**Aim of the task**
Scan the data for "Anin" and copy the lines it appears in.

++++++++++++++++++++

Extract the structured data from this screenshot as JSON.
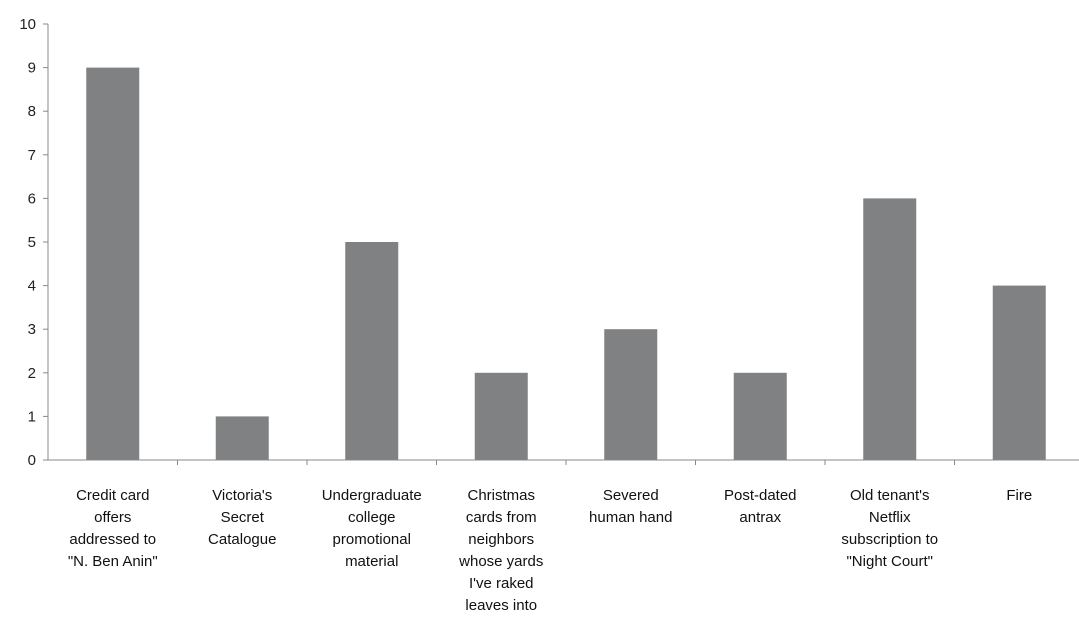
{
  "chart_data": {
    "type": "bar",
    "title": "",
    "xlabel": "",
    "ylabel": "",
    "ylim": [
      0,
      10
    ],
    "y_ticks": [
      "0",
      "1",
      "2",
      "3",
      "4",
      "5",
      "6",
      "7",
      "8",
      "9",
      "10"
    ],
    "grid": false,
    "legend": "none",
    "bar_color": "#7f8182",
    "categories": [
      "Credit card offers addressed to \"N. Ben Anin\"",
      "Victoria's Secret Catalogue",
      "Undergraduate college promotional material",
      "Christmas cards from neighbors whose yards I've raked leaves into",
      "Severed human hand",
      "Post-dated antrax",
      "Old tenant's Netflix subscription to \"Night Court\"",
      "Fire"
    ],
    "category_lines": [
      [
        "Credit card",
        "offers",
        "addressed to",
        "\"N. Ben Anin\""
      ],
      [
        "Victoria's",
        "Secret",
        "Catalogue"
      ],
      [
        "Undergraduate",
        "college",
        "promotional",
        "material"
      ],
      [
        "Christmas",
        "cards from",
        "neighbors",
        "whose yards",
        "I've raked",
        "leaves into"
      ],
      [
        "Severed",
        "human hand"
      ],
      [
        "Post-dated",
        "antrax"
      ],
      [
        "Old tenant's",
        "Netflix",
        "subscription to",
        "\"Night Court\""
      ],
      [
        "Fire"
      ]
    ],
    "values": [
      9,
      1,
      5,
      2,
      3,
      2,
      6,
      4
    ]
  }
}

++++++++++++++++++++

**Problem solution**
      "Credit card offers addressed to \"N. Ben Anin\"",
        "\"N. Ben Anin\""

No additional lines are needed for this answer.